== Extracted records

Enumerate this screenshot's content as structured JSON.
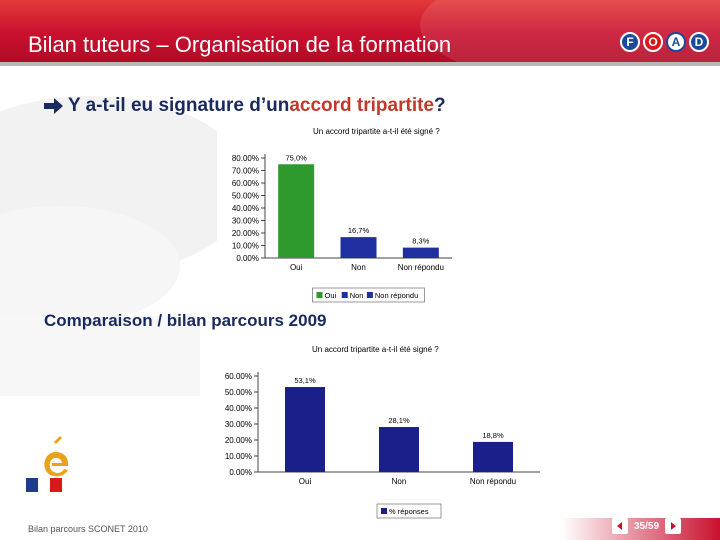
{
  "slide": {
    "title": "Bilan tuteurs – Organisation de la formation",
    "question_main": "Y a-t-il eu signature d’un ",
    "question_accent": "accord tripartite",
    "question_end": " ?",
    "comparison": "Comparaison / bilan parcours 2009",
    "footer": "Bilan parcours SCONET 2010",
    "page": "35/59"
  },
  "logo": {
    "letters": [
      "F",
      "O",
      "A",
      "D"
    ]
  },
  "colors": {
    "header": "#c8102e",
    "oui": "#2e9a2e",
    "non": "#1f2fa0",
    "bar2": "#1a1f8a"
  },
  "chart_data": [
    {
      "type": "bar",
      "title": "Un accord tripartite a-t-il été signé ?",
      "categories": [
        "Oui",
        "Non",
        "Non répondu"
      ],
      "values": [
        75.0,
        16.7,
        8.3
      ],
      "data_labels": [
        "75,0%",
        "16,7%",
        "8,3%"
      ],
      "yticks": [
        "80.00%",
        "70.00%",
        "60.00%",
        "50.00%",
        "40.00%",
        "30.00%",
        "20.00%",
        "10.00%",
        "0.00%"
      ],
      "ylim": [
        0,
        80
      ],
      "legend": [
        "Oui",
        "Non",
        "Non répondu"
      ],
      "legend_position": "bottom",
      "colors": [
        "#2e9a2e",
        "#1f2fa0",
        "#1f2fa0"
      ]
    },
    {
      "type": "bar",
      "title": "Un accord tripartite a-t-il été signé ?",
      "categories": [
        "Oui",
        "Non",
        "Non répondu"
      ],
      "values": [
        53.1,
        28.1,
        18.8
      ],
      "data_labels": [
        "53,1%",
        "28,1%",
        "18,8%"
      ],
      "yticks": [
        "60.00%",
        "50.00%",
        "40.00%",
        "30.00%",
        "20.00%",
        "10.00%",
        "0.00%"
      ],
      "ylim": [
        0,
        60
      ],
      "legend": [
        "% réponses"
      ],
      "legend_position": "bottom",
      "colors": [
        "#1a1f8a",
        "#1a1f8a",
        "#1a1f8a"
      ]
    }
  ]
}
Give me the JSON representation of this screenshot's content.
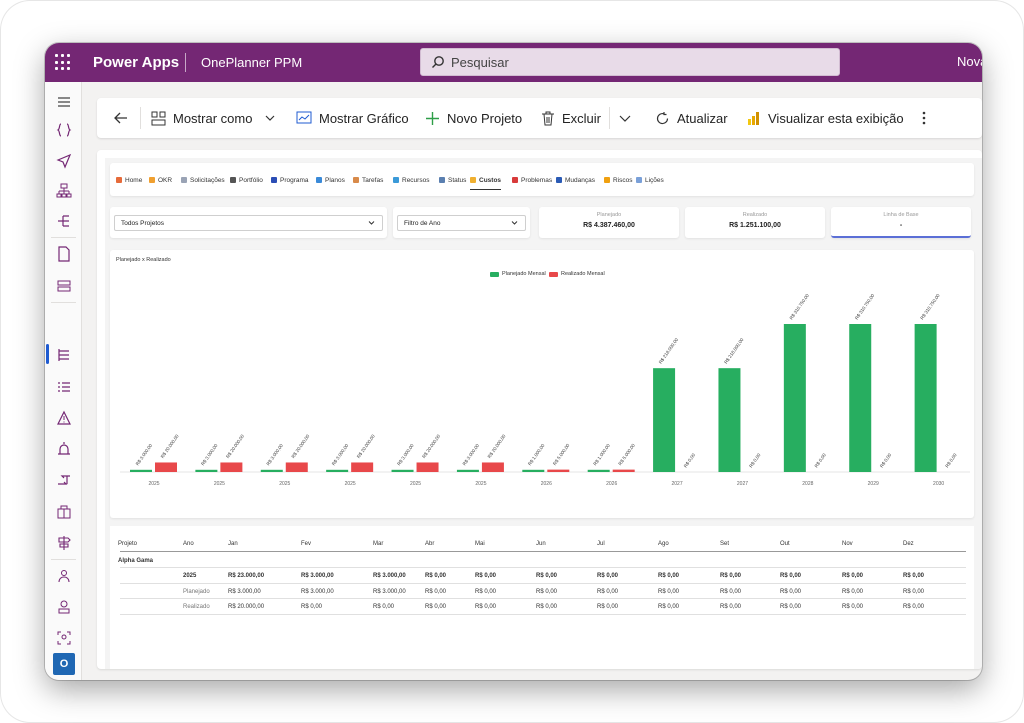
{
  "header": {
    "app_name": "Power Apps",
    "env_name": "OnePlanner PPM",
    "search_placeholder": "Pesquisar",
    "user_name": "Nova",
    "brand_color": "#742774"
  },
  "rail": {
    "icons": [
      "menu-icon",
      "braces-icon",
      "send-icon",
      "org-chart-icon",
      "flow-icon",
      "document-icon",
      "list-check-icon",
      "task-list-icon",
      "checklist-icon",
      "warning-icon",
      "alert-icon",
      "transfer-icon",
      "package-icon",
      "signpost-icon",
      "team-icon",
      "person-icon",
      "contact-icon",
      "island-icon"
    ],
    "avatar_initial": "O"
  },
  "commands": {
    "back": "back-arrow-icon",
    "show_as": "Mostrar como",
    "show_chart": "Mostrar Gráfico",
    "new_project": "Novo Projeto",
    "delete": "Excluir",
    "refresh": "Atualizar",
    "visualize": "Visualizar esta exibição"
  },
  "tabs": [
    {
      "label": "Home",
      "color": "#e66b3a"
    },
    {
      "label": "OKR",
      "color": "#f0a030"
    },
    {
      "label": "Solicitações",
      "color": "#9aa3b5"
    },
    {
      "label": "Portfólio",
      "color": "#555555"
    },
    {
      "label": "Programa",
      "color": "#2b4db5"
    },
    {
      "label": "Planos",
      "color": "#3a8ad8"
    },
    {
      "label": "Tarefas",
      "color": "#d88a4a"
    },
    {
      "label": "Recursos",
      "color": "#3a9ad8"
    },
    {
      "label": "Status",
      "color": "#5a7fb0"
    },
    {
      "label": "Custos",
      "color": "#f0b030"
    },
    {
      "label": "Problemas",
      "color": "#d83a3a"
    },
    {
      "label": "Mudanças",
      "color": "#2b5bb5"
    },
    {
      "label": "Riscos",
      "color": "#f0a010"
    },
    {
      "label": "Lições",
      "color": "#7aa0d8"
    }
  ],
  "active_tab": "Custos",
  "filters": {
    "project": "Todos Projetos",
    "year": "Filtro de Ano"
  },
  "kpis": [
    {
      "label": "Planejado",
      "value": "R$ 4.387.460,00"
    },
    {
      "label": "Realizado",
      "value": "R$ 1.251.100,00"
    },
    {
      "label": "Linha de Base",
      "value": "-"
    }
  ],
  "chart_data": {
    "type": "bar",
    "title": "Planejado x Realizado",
    "categories": [
      "2025",
      "2025",
      "2025",
      "2025",
      "2025",
      "2025",
      "2026",
      "2026",
      "2027",
      "2027",
      "2028",
      "2029",
      "2030"
    ],
    "series": [
      {
        "name": "Planejado Mensal",
        "color": "#27ae60",
        "values": [
          3000,
          3000,
          3000,
          3000,
          3000,
          3000,
          1000,
          1000,
          218000,
          218000,
          310750,
          310750,
          310750
        ],
        "labels": [
          "R$ 3.000,00",
          "R$ 3.000,00",
          "R$ 3.000,00",
          "R$ 3.000,00",
          "R$ 3.000,00",
          "R$ 3.000,00",
          "R$ 1.000,00",
          "R$ 1.000,00",
          "R$ 218.000,00",
          "R$ 218.000,00",
          "R$ 310.750,00",
          "R$ 310.750,00",
          "R$ 310.750,00"
        ]
      },
      {
        "name": "Realizado Mensal",
        "color": "#e8484a",
        "values": [
          20000,
          20000,
          20000,
          20000,
          20000,
          20000,
          5000,
          5000,
          0,
          0,
          0,
          0,
          0
        ],
        "labels": [
          "R$ 20.000,00",
          "R$ 20.000,00",
          "R$ 20.000,00",
          "R$ 20.000,00",
          "R$ 20.000,00",
          "R$ 20.000,00",
          "R$ 5.000,00",
          "R$ 5.000,00",
          "R$ 0,00",
          "R$ 0,00",
          "R$ 0,00",
          "R$ 0,00",
          "R$ 0,00"
        ]
      }
    ],
    "legend_position": "top-center"
  },
  "table": {
    "columns": [
      "Projeto",
      "Ano",
      "Jan",
      "Fev",
      "Mar",
      "Abr",
      "Mai",
      "Jun",
      "Jul",
      "Ago",
      "Set",
      "Out",
      "Nov",
      "Dez"
    ],
    "group": "Alpha Gama",
    "rows": [
      {
        "c": [
          "",
          "2025",
          "R$ 23.000,00",
          "R$ 3.000,00",
          "R$ 3.000,00",
          "R$ 0,00",
          "R$ 0,00",
          "R$ 0,00",
          "R$ 0,00",
          "R$ 0,00",
          "R$ 0,00",
          "R$ 0,00",
          "R$ 0,00",
          "R$ 0,00"
        ],
        "bold": true
      },
      {
        "c": [
          "",
          "Planejado",
          "R$ 3.000,00",
          "R$ 3.000,00",
          "R$ 3.000,00",
          "R$ 0,00",
          "R$ 0,00",
          "R$ 0,00",
          "R$ 0,00",
          "R$ 0,00",
          "R$ 0,00",
          "R$ 0,00",
          "R$ 0,00",
          "R$ 0,00"
        ],
        "bold": false
      },
      {
        "c": [
          "",
          "Realizado",
          "R$ 20.000,00",
          "R$ 0,00",
          "R$ 0,00",
          "R$ 0,00",
          "R$ 0,00",
          "R$ 0,00",
          "R$ 0,00",
          "R$ 0,00",
          "R$ 0,00",
          "R$ 0,00",
          "R$ 0,00",
          "R$ 0,00"
        ],
        "bold": false
      }
    ]
  }
}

====

What you need to do:
Reproduce the data verbatim. Do not carry any picture into the copy.

Correct output:
Enumerate this screenshot's content as structured JSON.
{
  "slide": {
    "title": "Bilan tuteurs – Organisation de la formation",
    "question_main": "Y a-t-il eu signature d’un ",
    "question_accent": "accord tripartite",
    "question_end": " ?",
    "comparison": "Comparaison / bilan parcours 2009",
    "footer": "Bilan parcours SCONET 2010",
    "page": "35/59"
  },
  "logo": {
    "letters": [
      "F",
      "O",
      "A",
      "D"
    ]
  },
  "colors": {
    "header": "#c8102e",
    "oui": "#2e9a2e",
    "non": "#1f2fa0",
    "bar2": "#1a1f8a"
  },
  "chart_data": [
    {
      "type": "bar",
      "title": "Un accord tripartite a-t-il été signé ?",
      "categories": [
        "Oui",
        "Non",
        "Non répondu"
      ],
      "values": [
        75.0,
        16.7,
        8.3
      ],
      "data_labels": [
        "75,0%",
        "16,7%",
        "8,3%"
      ],
      "yticks": [
        "80.00%",
        "70.00%",
        "60.00%",
        "50.00%",
        "40.00%",
        "30.00%",
        "20.00%",
        "10.00%",
        "0.00%"
      ],
      "ylim": [
        0,
        80
      ],
      "legend": [
        "Oui",
        "Non",
        "Non répondu"
      ],
      "legend_position": "bottom",
      "colors": [
        "#2e9a2e",
        "#1f2fa0",
        "#1f2fa0"
      ]
    },
    {
      "type": "bar",
      "title": "Un accord tripartite a-t-il été signé ?",
      "categories": [
        "Oui",
        "Non",
        "Non répondu"
      ],
      "values": [
        53.1,
        28.1,
        18.8
      ],
      "data_labels": [
        "53,1%",
        "28,1%",
        "18,8%"
      ],
      "yticks": [
        "60.00%",
        "50.00%",
        "40.00%",
        "30.00%",
        "20.00%",
        "10.00%",
        "0.00%"
      ],
      "ylim": [
        0,
        60
      ],
      "legend": [
        "% réponses"
      ],
      "legend_position": "bottom",
      "colors": [
        "#1a1f8a",
        "#1a1f8a",
        "#1a1f8a"
      ]
    }
  ]
}
Give me the JSON representation of this screenshot's content.
{
  "header": {
    "app_name": "Power Apps",
    "env_name": "OnePlanner PPM",
    "search_placeholder": "Pesquisar",
    "user_name": "Nova",
    "brand_color": "#742774"
  },
  "rail": {
    "icons": [
      "menu-icon",
      "braces-icon",
      "send-icon",
      "org-chart-icon",
      "flow-icon",
      "document-icon",
      "list-check-icon",
      "task-list-icon",
      "checklist-icon",
      "warning-icon",
      "alert-icon",
      "transfer-icon",
      "package-icon",
      "signpost-icon",
      "team-icon",
      "person-icon",
      "contact-icon",
      "island-icon"
    ],
    "avatar_initial": "O"
  },
  "commands": {
    "back": "back-arrow-icon",
    "show_as": "Mostrar como",
    "show_chart": "Mostrar Gráfico",
    "new_project": "Novo Projeto",
    "delete": "Excluir",
    "refresh": "Atualizar",
    "visualize": "Visualizar esta exibição"
  },
  "tabs": [
    {
      "label": "Home",
      "color": "#e66b3a"
    },
    {
      "label": "OKR",
      "color": "#f0a030"
    },
    {
      "label": "Solicitações",
      "color": "#9aa3b5"
    },
    {
      "label": "Portfólio",
      "color": "#555555"
    },
    {
      "label": "Programa",
      "color": "#2b4db5"
    },
    {
      "label": "Planos",
      "color": "#3a8ad8"
    },
    {
      "label": "Tarefas",
      "color": "#d88a4a"
    },
    {
      "label": "Recursos",
      "color": "#3a9ad8"
    },
    {
      "label": "Status",
      "color": "#5a7fb0"
    },
    {
      "label": "Custos",
      "color": "#f0b030"
    },
    {
      "label": "Problemas",
      "color": "#d83a3a"
    },
    {
      "label": "Mudanças",
      "color": "#2b5bb5"
    },
    {
      "label": "Riscos",
      "color": "#f0a010"
    },
    {
      "label": "Lições",
      "color": "#7aa0d8"
    }
  ],
  "active_tab": "Custos",
  "filters": {
    "project": "Todos Projetos",
    "year": "Filtro de Ano"
  },
  "kpis": [
    {
      "label": "Planejado",
      "value": "R$ 4.387.460,00"
    },
    {
      "label": "Realizado",
      "value": "R$ 1.251.100,00"
    },
    {
      "label": "Linha de Base",
      "value": "-"
    }
  ],
  "chart_data": {
    "type": "bar",
    "title": "Planejado x Realizado",
    "categories": [
      "2025",
      "2025",
      "2025",
      "2025",
      "2025",
      "2025",
      "2026",
      "2026",
      "2027",
      "2027",
      "2028",
      "2029",
      "2030"
    ],
    "series": [
      {
        "name": "Planejado Mensal",
        "color": "#27ae60",
        "values": [
          3000,
          3000,
          3000,
          3000,
          3000,
          3000,
          1000,
          1000,
          218000,
          218000,
          310750,
          310750,
          310750
        ],
        "labels": [
          "R$ 3.000,00",
          "R$ 3.000,00",
          "R$ 3.000,00",
          "R$ 3.000,00",
          "R$ 3.000,00",
          "R$ 3.000,00",
          "R$ 1.000,00",
          "R$ 1.000,00",
          "R$ 218.000,00",
          "R$ 218.000,00",
          "R$ 310.750,00",
          "R$ 310.750,00",
          "R$ 310.750,00"
        ]
      },
      {
        "name": "Realizado Mensal",
        "color": "#e8484a",
        "values": [
          20000,
          20000,
          20000,
          20000,
          20000,
          20000,
          5000,
          5000,
          0,
          0,
          0,
          0,
          0
        ],
        "labels": [
          "R$ 20.000,00",
          "R$ 20.000,00",
          "R$ 20.000,00",
          "R$ 20.000,00",
          "R$ 20.000,00",
          "R$ 20.000,00",
          "R$ 5.000,00",
          "R$ 5.000,00",
          "R$ 0,00",
          "R$ 0,00",
          "R$ 0,00",
          "R$ 0,00",
          "R$ 0,00"
        ]
      }
    ],
    "legend_position": "top-center"
  },
  "table": {
    "columns": [
      "Projeto",
      "Ano",
      "Jan",
      "Fev",
      "Mar",
      "Abr",
      "Mai",
      "Jun",
      "Jul",
      "Ago",
      "Set",
      "Out",
      "Nov",
      "Dez"
    ],
    "group": "Alpha Gama",
    "rows": [
      {
        "c": [
          "",
          "2025",
          "R$ 23.000,00",
          "R$ 3.000,00",
          "R$ 3.000,00",
          "R$ 0,00",
          "R$ 0,00",
          "R$ 0,00",
          "R$ 0,00",
          "R$ 0,00",
          "R$ 0,00",
          "R$ 0,00",
          "R$ 0,00",
          "R$ 0,00"
        ],
        "bold": true
      },
      {
        "c": [
          "",
          "Planejado",
          "R$ 3.000,00",
          "R$ 3.000,00",
          "R$ 3.000,00",
          "R$ 0,00",
          "R$ 0,00",
          "R$ 0,00",
          "R$ 0,00",
          "R$ 0,00",
          "R$ 0,00",
          "R$ 0,00",
          "R$ 0,00",
          "R$ 0,00"
        ],
        "bold": false
      },
      {
        "c": [
          "",
          "Realizado",
          "R$ 20.000,00",
          "R$ 0,00",
          "R$ 0,00",
          "R$ 0,00",
          "R$ 0,00",
          "R$ 0,00",
          "R$ 0,00",
          "R$ 0,00",
          "R$ 0,00",
          "R$ 0,00",
          "R$ 0,00",
          "R$ 0,00"
        ],
        "bold": false
      }
    ]
  }
}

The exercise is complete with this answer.